Extracted information:

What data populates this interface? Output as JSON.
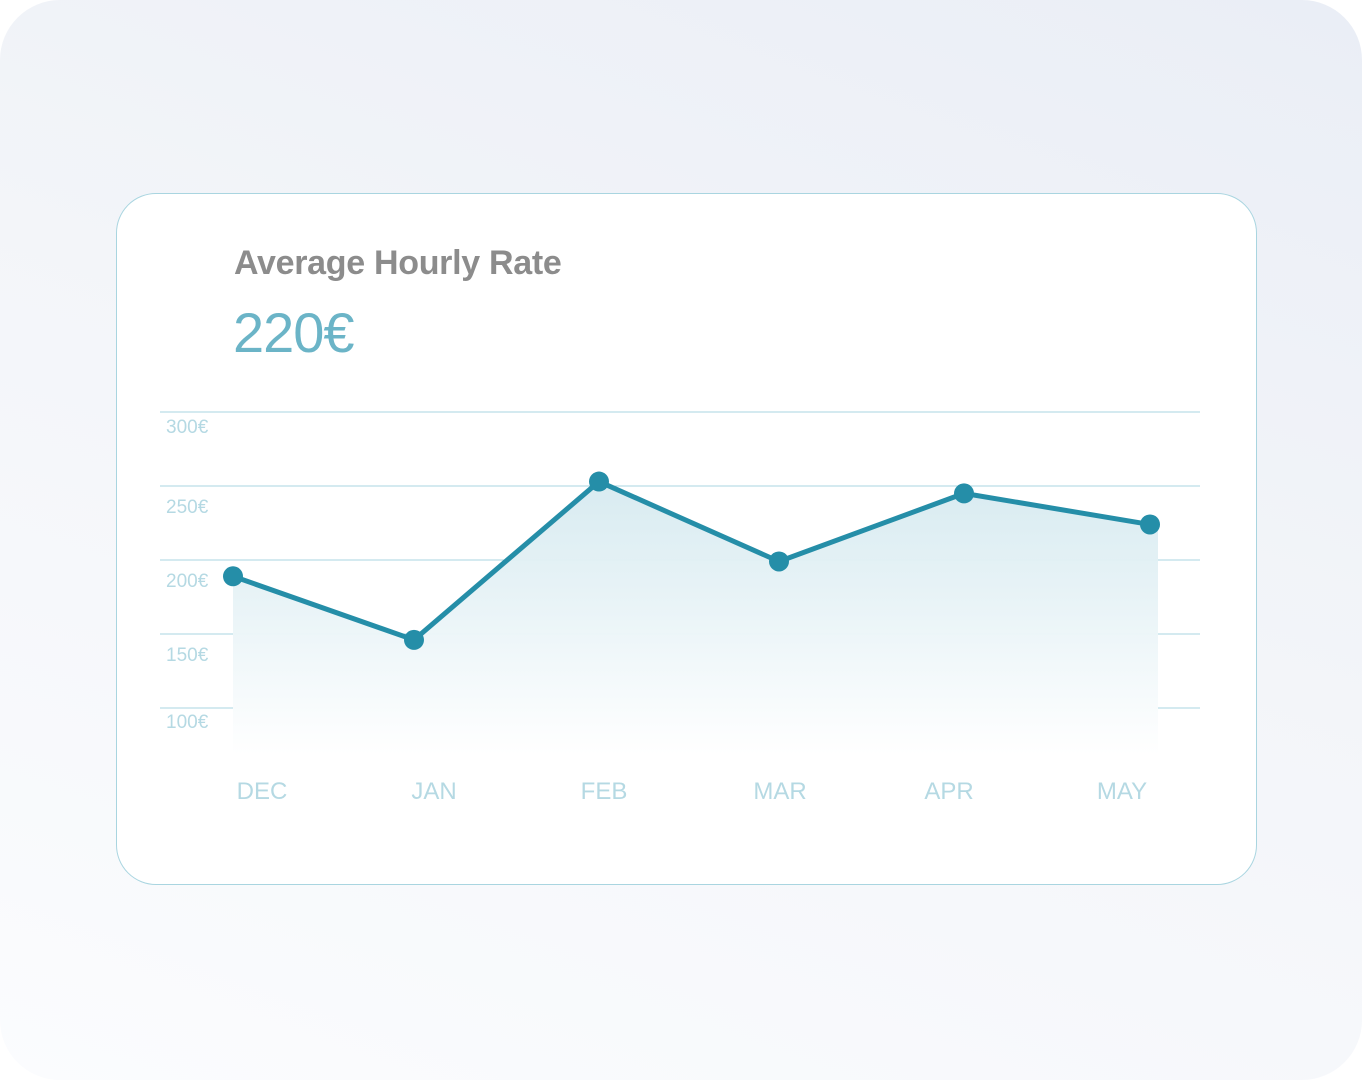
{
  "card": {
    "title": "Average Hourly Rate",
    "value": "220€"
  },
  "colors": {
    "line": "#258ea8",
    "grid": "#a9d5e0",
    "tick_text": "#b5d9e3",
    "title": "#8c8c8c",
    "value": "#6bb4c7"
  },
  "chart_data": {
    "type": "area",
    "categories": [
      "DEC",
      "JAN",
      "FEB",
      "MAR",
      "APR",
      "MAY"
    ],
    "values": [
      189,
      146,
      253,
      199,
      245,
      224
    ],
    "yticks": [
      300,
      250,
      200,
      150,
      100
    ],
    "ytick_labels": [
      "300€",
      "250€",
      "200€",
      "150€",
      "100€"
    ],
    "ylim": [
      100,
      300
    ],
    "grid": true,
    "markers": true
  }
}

What is required: Can the entries above be repeated exactly, without their pictures?

Answer to this problem:
What data populates this interface? Output as JSON.
{
  "card": {
    "title": "Average Hourly Rate",
    "value": "220€"
  },
  "colors": {
    "line": "#258ea8",
    "grid": "#a9d5e0",
    "tick_text": "#b5d9e3",
    "title": "#8c8c8c",
    "value": "#6bb4c7"
  },
  "chart_data": {
    "type": "area",
    "categories": [
      "DEC",
      "JAN",
      "FEB",
      "MAR",
      "APR",
      "MAY"
    ],
    "values": [
      189,
      146,
      253,
      199,
      245,
      224
    ],
    "yticks": [
      300,
      250,
      200,
      150,
      100
    ],
    "ytick_labels": [
      "300€",
      "250€",
      "200€",
      "150€",
      "100€"
    ],
    "ylim": [
      100,
      300
    ],
    "grid": true,
    "markers": true
  }
}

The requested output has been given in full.